Aim of the task: Scan the data below. Pull out each line where "二叉树的遍历" occurs.

***

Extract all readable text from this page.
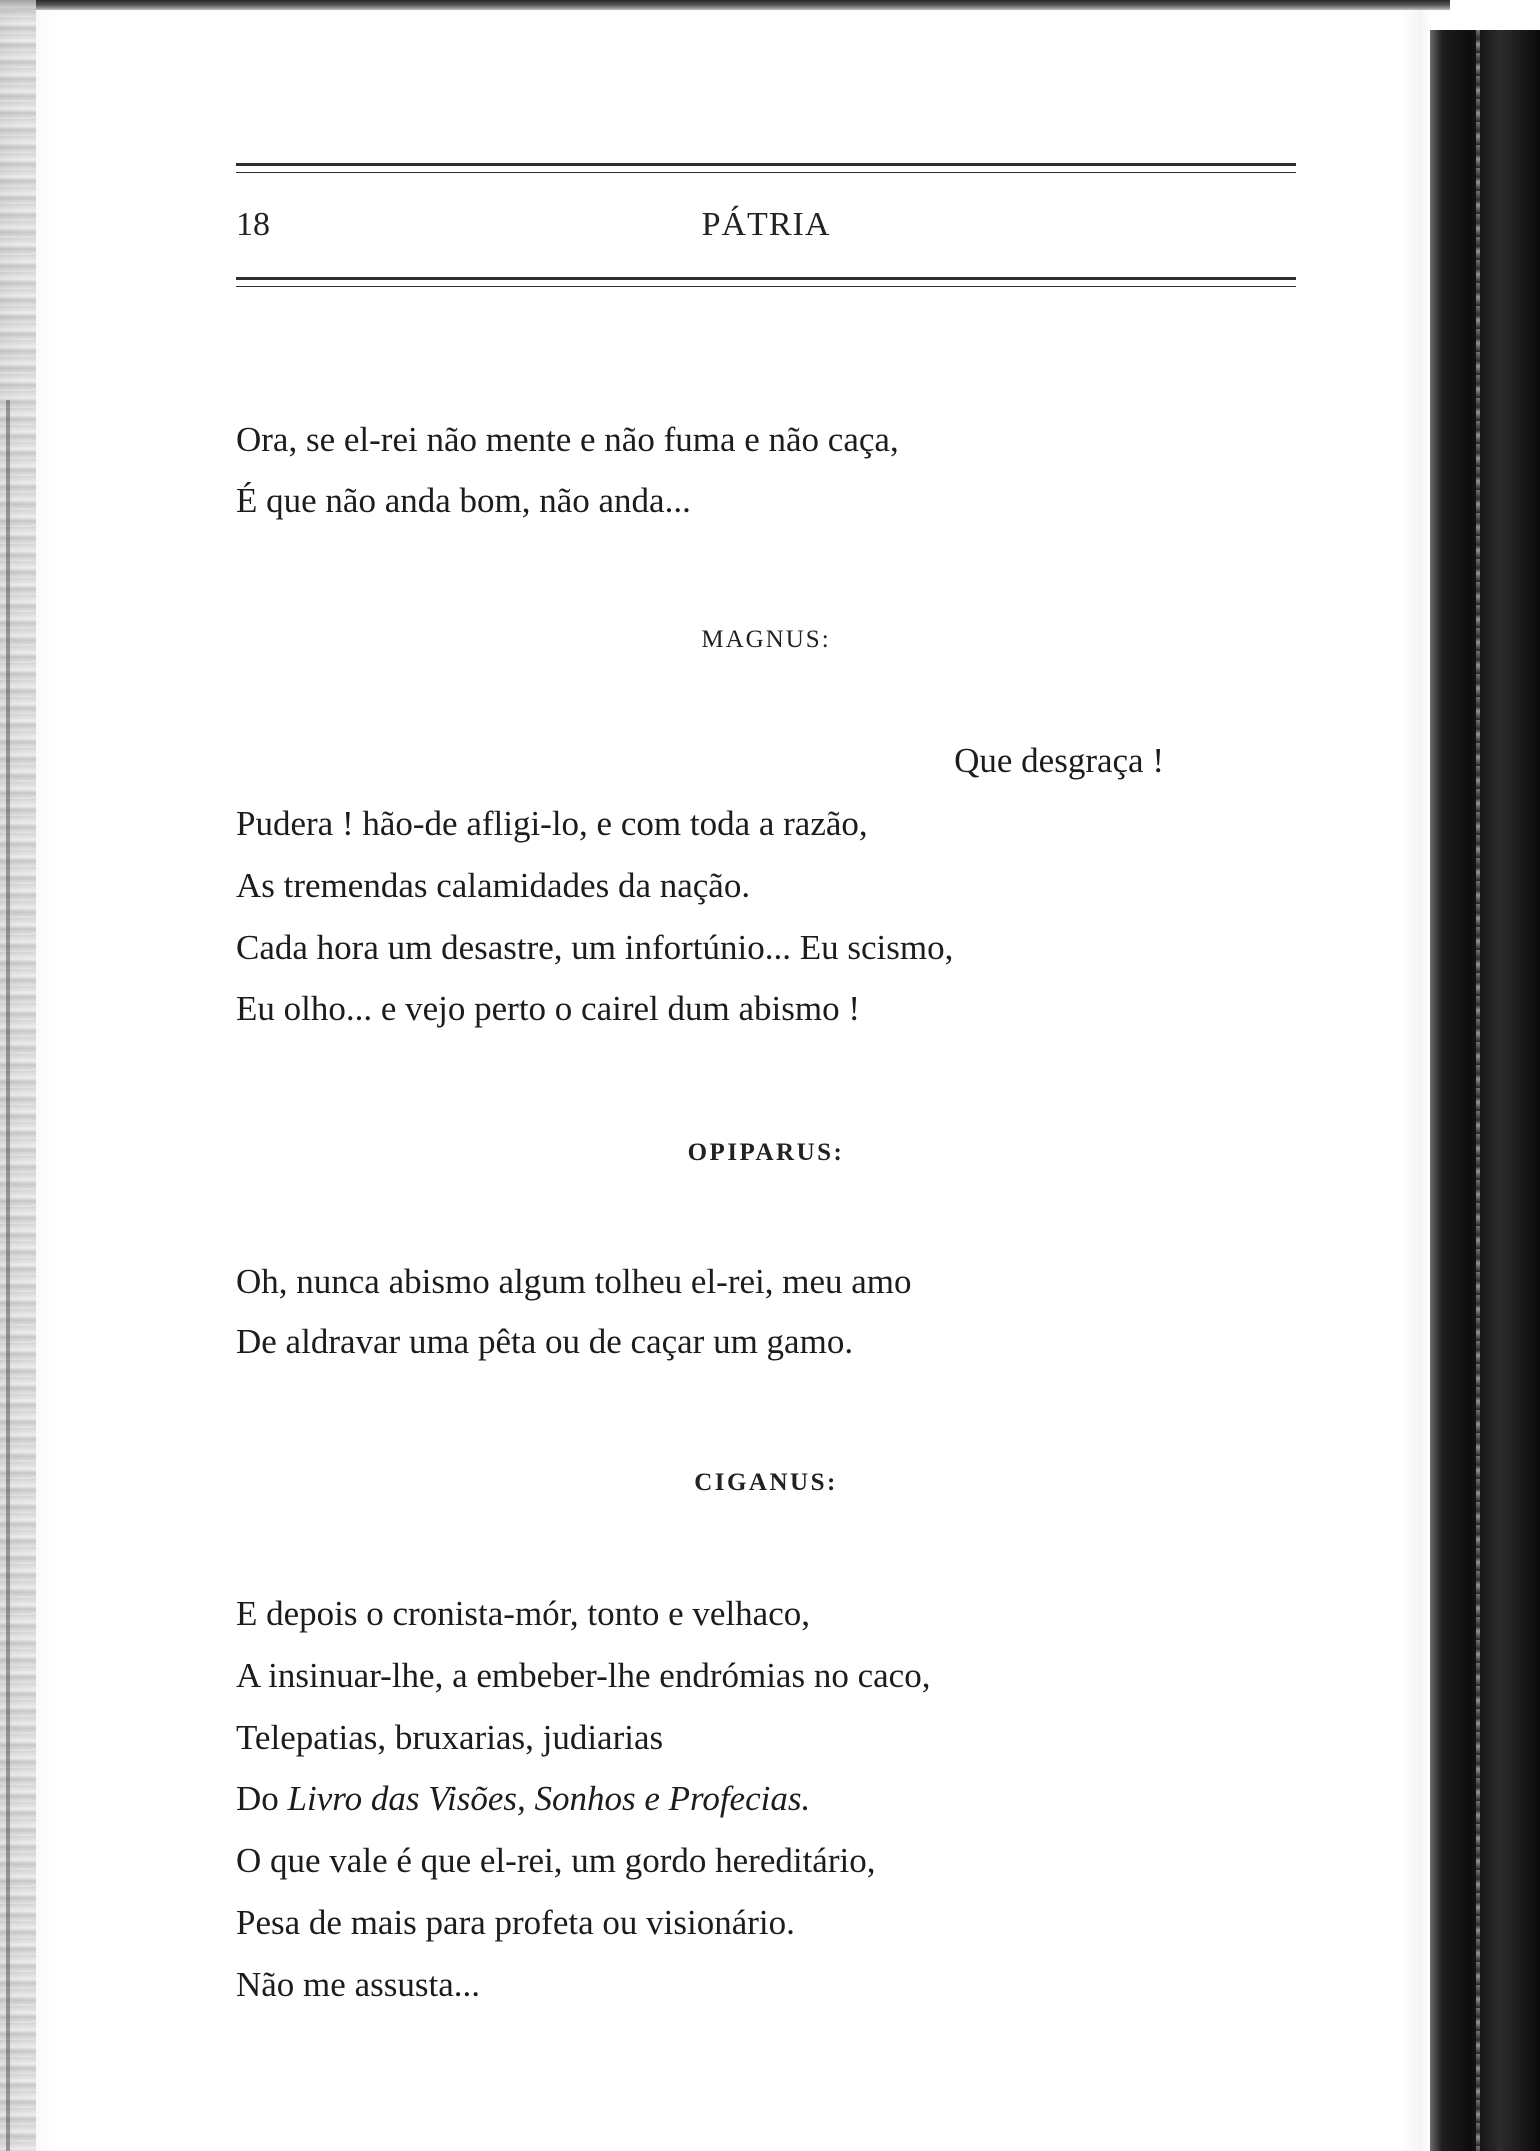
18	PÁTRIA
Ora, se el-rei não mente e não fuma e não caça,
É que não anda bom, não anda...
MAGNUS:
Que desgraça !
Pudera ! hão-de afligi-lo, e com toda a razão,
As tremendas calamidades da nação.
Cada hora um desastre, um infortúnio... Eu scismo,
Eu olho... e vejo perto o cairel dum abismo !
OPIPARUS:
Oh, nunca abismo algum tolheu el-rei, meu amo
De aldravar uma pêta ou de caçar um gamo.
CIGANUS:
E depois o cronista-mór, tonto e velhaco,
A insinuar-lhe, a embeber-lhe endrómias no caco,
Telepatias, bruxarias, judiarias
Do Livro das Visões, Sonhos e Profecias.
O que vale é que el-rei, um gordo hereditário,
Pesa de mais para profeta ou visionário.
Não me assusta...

***

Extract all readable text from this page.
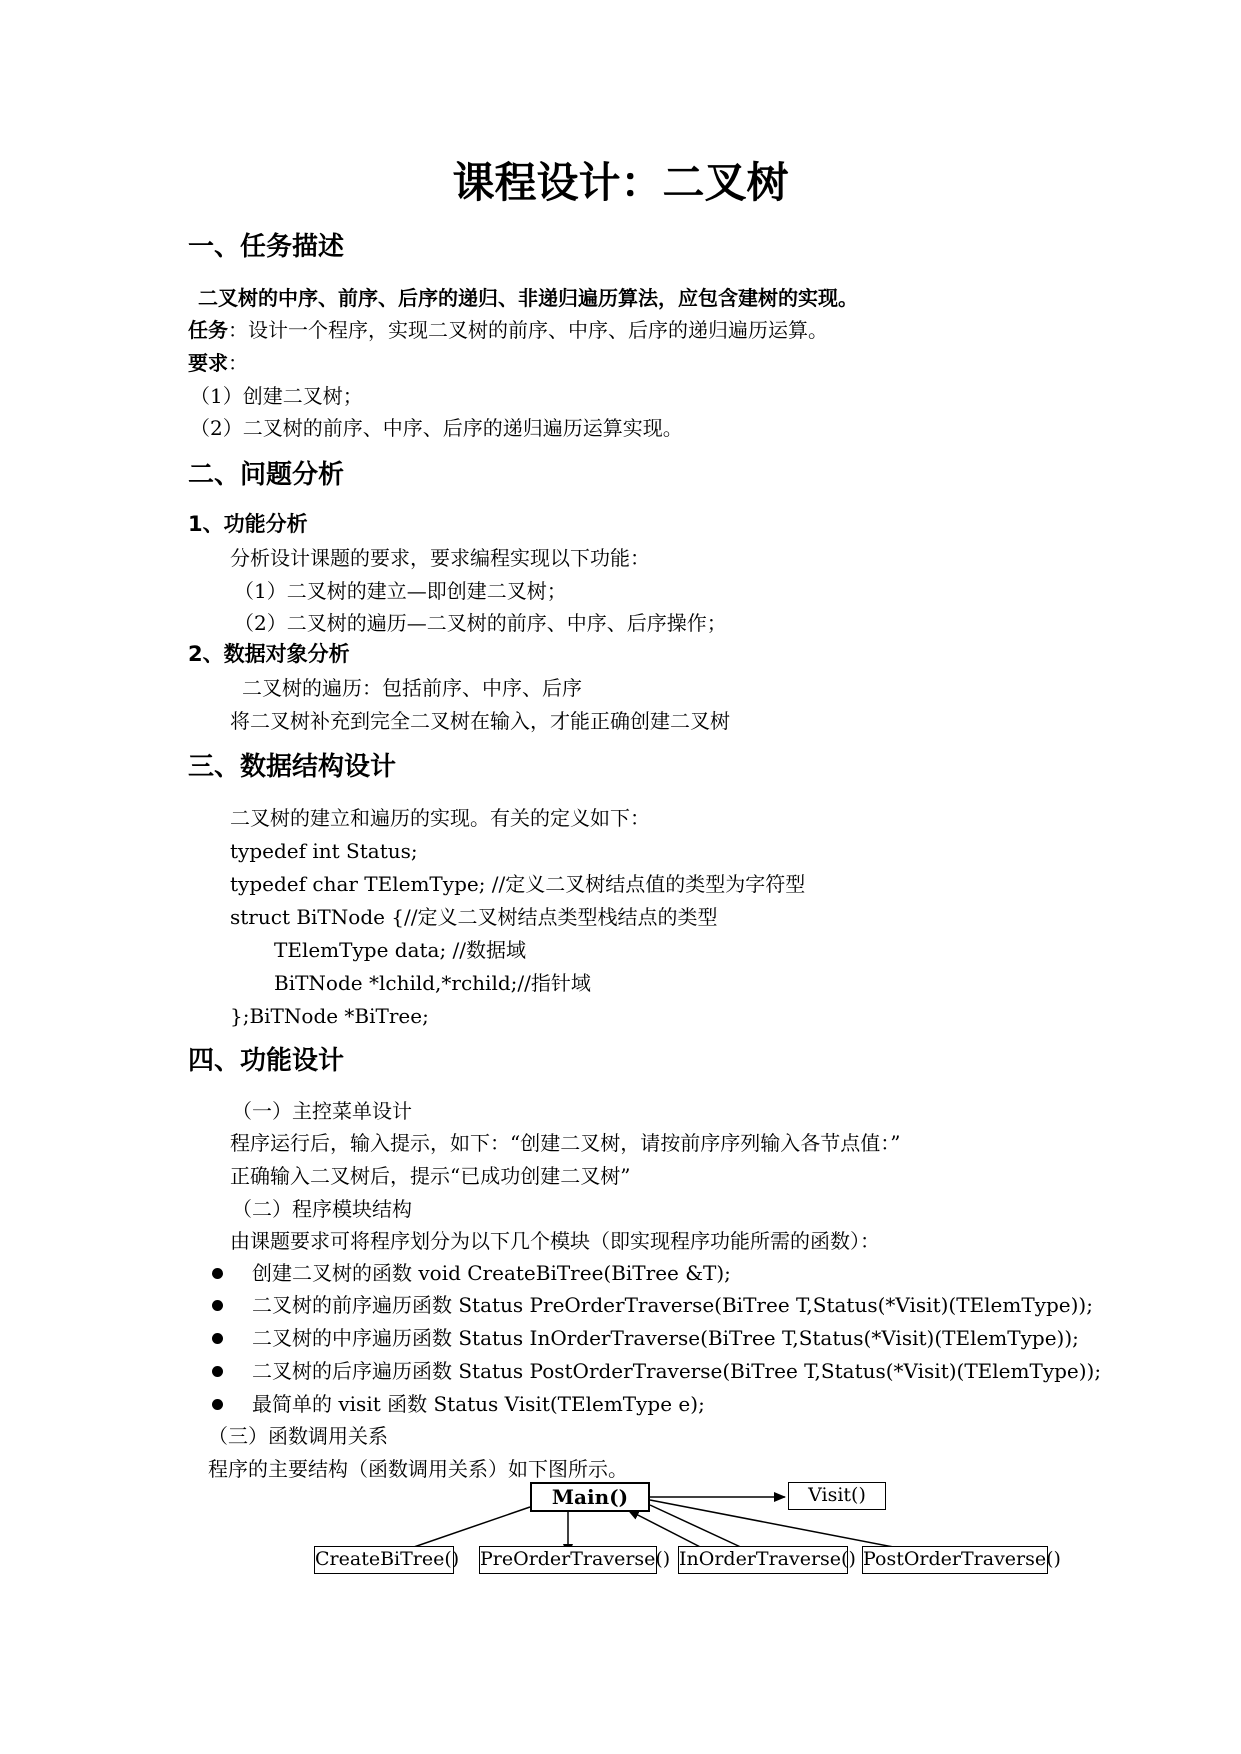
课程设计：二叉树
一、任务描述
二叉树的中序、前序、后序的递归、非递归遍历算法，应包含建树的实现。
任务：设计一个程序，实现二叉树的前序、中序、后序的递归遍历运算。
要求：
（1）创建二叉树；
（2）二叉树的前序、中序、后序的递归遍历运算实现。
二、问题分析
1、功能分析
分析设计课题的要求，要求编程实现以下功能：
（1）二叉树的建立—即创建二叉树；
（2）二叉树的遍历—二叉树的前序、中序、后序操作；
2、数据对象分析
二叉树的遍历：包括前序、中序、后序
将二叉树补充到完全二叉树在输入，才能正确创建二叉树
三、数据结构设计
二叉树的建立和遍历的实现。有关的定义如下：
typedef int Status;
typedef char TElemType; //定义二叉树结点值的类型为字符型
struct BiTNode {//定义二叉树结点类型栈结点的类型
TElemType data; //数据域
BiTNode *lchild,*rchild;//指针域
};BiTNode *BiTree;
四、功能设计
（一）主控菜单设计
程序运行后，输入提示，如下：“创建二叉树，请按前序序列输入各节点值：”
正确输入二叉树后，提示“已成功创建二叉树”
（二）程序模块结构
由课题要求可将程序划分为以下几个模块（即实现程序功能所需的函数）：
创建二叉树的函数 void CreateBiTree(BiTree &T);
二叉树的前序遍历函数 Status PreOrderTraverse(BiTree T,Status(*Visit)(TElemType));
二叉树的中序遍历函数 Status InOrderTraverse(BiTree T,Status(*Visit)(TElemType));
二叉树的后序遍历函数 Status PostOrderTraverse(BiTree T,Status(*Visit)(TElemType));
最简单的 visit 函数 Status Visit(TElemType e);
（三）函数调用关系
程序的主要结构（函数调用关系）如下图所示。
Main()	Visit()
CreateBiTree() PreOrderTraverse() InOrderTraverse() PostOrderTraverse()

***

Solution for this exercise:
（2）二叉树的遍历—二叉树的前序、中序、后序操作；
二叉树的遍历：包括前序、中序、后序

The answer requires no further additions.